__PROBLEM DETAILS__
Copy word for word the material from its first line up to and including the line containing "alert-icon: ! (538, 454, 555, 471)".

[Data records]
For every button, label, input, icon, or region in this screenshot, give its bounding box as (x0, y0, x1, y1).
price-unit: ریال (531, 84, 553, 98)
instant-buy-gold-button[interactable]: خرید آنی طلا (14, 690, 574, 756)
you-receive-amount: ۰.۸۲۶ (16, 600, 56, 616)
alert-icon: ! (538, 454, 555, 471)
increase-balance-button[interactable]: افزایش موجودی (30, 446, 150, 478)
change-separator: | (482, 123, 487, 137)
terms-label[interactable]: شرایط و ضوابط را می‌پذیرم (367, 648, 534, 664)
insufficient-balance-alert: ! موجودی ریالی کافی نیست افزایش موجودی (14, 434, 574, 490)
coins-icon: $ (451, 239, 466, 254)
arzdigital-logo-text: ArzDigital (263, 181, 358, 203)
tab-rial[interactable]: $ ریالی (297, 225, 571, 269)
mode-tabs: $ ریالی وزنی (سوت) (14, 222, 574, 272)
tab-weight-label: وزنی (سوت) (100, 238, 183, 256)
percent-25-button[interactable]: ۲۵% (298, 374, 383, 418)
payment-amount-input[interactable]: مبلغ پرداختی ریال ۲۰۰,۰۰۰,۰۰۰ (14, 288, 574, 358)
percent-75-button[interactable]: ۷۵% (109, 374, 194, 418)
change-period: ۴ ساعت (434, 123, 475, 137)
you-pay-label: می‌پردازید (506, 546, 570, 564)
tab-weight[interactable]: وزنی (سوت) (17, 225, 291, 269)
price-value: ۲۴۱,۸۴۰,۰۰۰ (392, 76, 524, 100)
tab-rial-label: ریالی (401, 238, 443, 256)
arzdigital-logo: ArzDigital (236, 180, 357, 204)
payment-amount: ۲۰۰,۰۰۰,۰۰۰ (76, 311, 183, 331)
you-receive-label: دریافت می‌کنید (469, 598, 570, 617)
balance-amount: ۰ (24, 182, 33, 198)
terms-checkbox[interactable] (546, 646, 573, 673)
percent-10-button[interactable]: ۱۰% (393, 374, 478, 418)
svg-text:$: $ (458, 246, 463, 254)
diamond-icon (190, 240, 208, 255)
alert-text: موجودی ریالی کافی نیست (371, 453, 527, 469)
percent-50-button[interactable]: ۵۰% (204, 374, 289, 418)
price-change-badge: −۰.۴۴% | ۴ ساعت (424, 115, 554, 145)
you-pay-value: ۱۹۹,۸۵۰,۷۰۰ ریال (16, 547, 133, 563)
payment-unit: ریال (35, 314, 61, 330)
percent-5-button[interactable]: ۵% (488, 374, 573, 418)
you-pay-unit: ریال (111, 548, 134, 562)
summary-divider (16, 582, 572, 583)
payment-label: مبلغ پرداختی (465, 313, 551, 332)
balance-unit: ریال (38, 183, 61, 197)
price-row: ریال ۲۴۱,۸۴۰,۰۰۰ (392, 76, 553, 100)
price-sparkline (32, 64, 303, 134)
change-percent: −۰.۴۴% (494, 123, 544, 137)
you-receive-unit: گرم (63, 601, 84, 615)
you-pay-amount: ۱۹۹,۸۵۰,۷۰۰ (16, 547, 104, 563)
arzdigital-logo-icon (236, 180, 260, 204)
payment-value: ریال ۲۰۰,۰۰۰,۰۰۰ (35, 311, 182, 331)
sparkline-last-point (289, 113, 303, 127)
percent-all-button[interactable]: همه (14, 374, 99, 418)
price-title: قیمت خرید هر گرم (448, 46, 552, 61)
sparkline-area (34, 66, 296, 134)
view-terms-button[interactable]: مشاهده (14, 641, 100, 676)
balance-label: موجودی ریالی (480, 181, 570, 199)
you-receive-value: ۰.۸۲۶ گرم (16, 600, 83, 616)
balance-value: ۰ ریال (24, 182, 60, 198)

__THE OUTPUT__
For every button, label, input, icon, or region in this screenshot, give its bounding box as (x0, y0, x1, y1).
price-unit: ریال (531, 84, 553, 98)
instant-buy-gold-button[interactable]: خرید آنی طلا (14, 690, 574, 756)
you-receive-amount: ۰.۸۲۶ (16, 600, 56, 616)
alert-icon: ! (538, 454, 555, 471)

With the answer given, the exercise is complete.